**WRITTEN TASK**. Write out all the entries word for word, but skip any images.

**DATA LISTING**.
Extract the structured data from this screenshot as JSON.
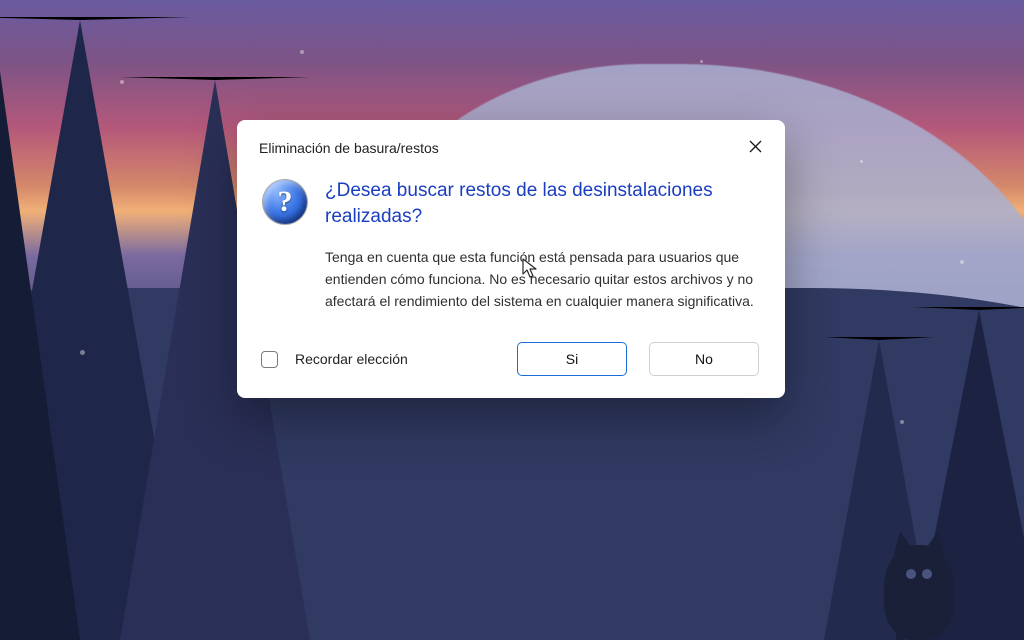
{
  "dialog": {
    "title": "Eliminación de basura/restos",
    "heading": "¿Desea buscar restos de las desinstalaciones realizadas?",
    "description": "Tenga en cuenta que esta función está pensada para usuarios que entienden cómo funciona. No es necesario quitar estos archivos y no afectará el rendimiento del sistema en cualquier manera significativa.",
    "remember_label": "Recordar elección",
    "yes_label": "Si",
    "no_label": "No",
    "icon_glyph": "?"
  }
}
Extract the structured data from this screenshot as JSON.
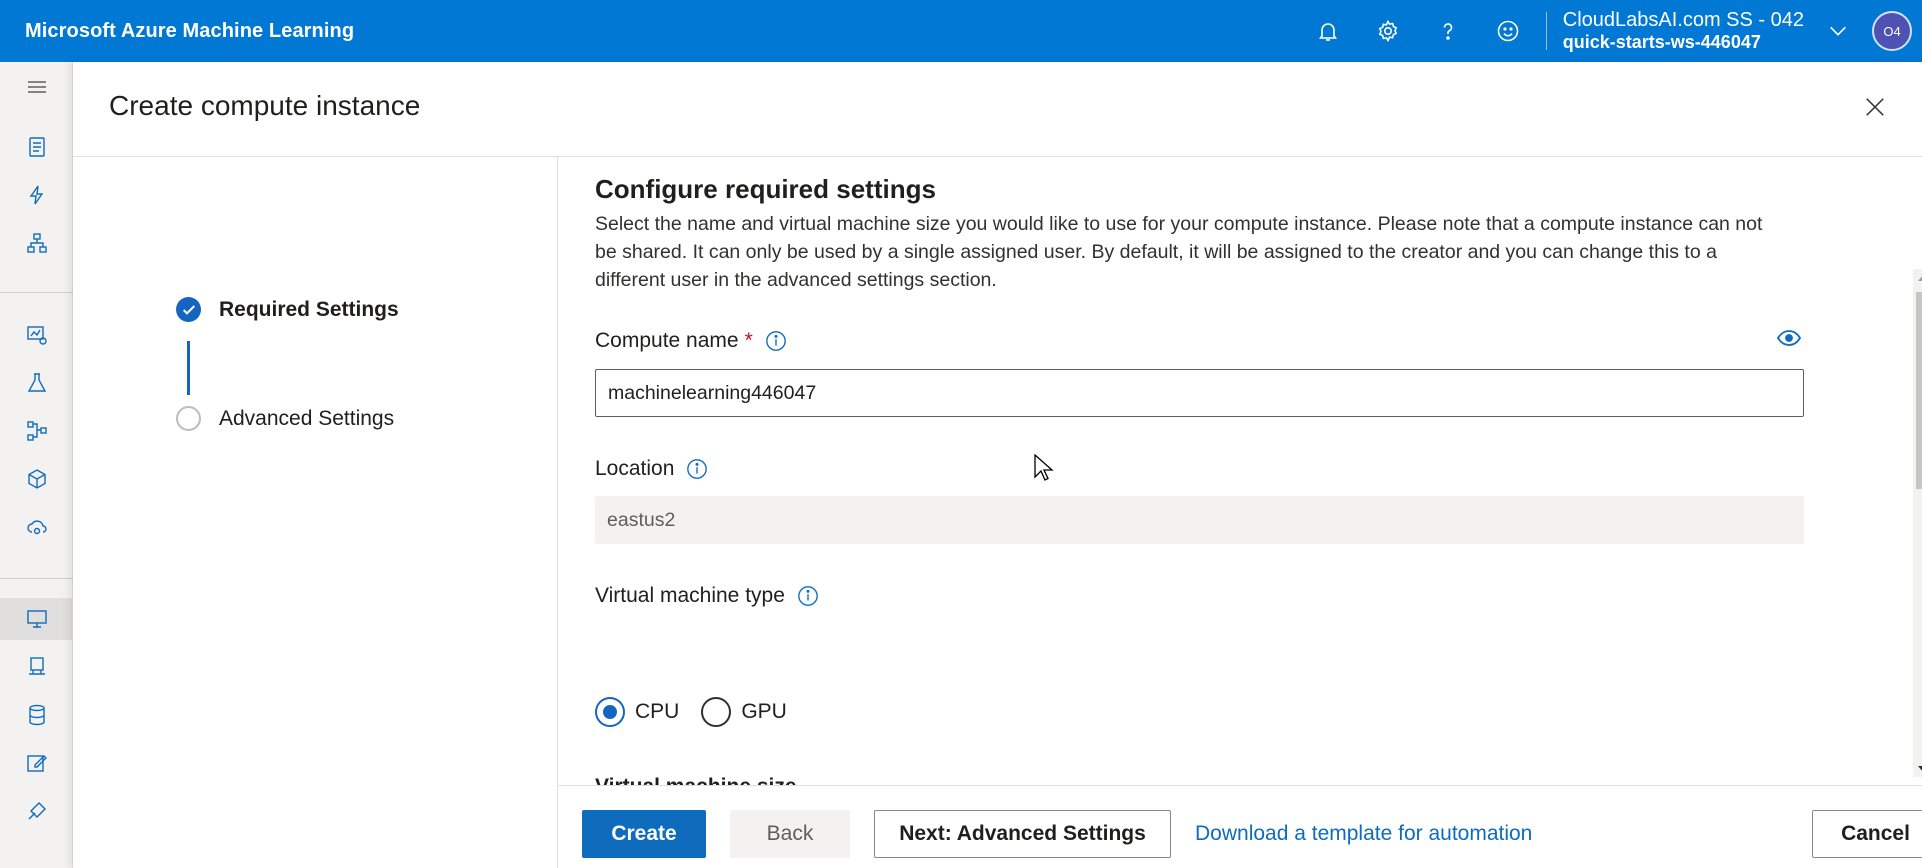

**WRITTEN RESPONSE**.
Extract the structured data from this screenshot as JSON.
{
  "dialog": {
    "title": "Eliminación de basura/restos",
    "heading": "¿Desea buscar restos de las desinstalaciones realizadas?",
    "description": "Tenga en cuenta que esta función está pensada para usuarios que entienden cómo funciona. No es necesario quitar estos archivos y no afectará el rendimiento del sistema en cualquier manera significativa.",
    "remember_label": "Recordar elección",
    "yes_label": "Si",
    "no_label": "No",
    "icon_glyph": "?"
  }
}
Extract the structured data from this screenshot as JSON.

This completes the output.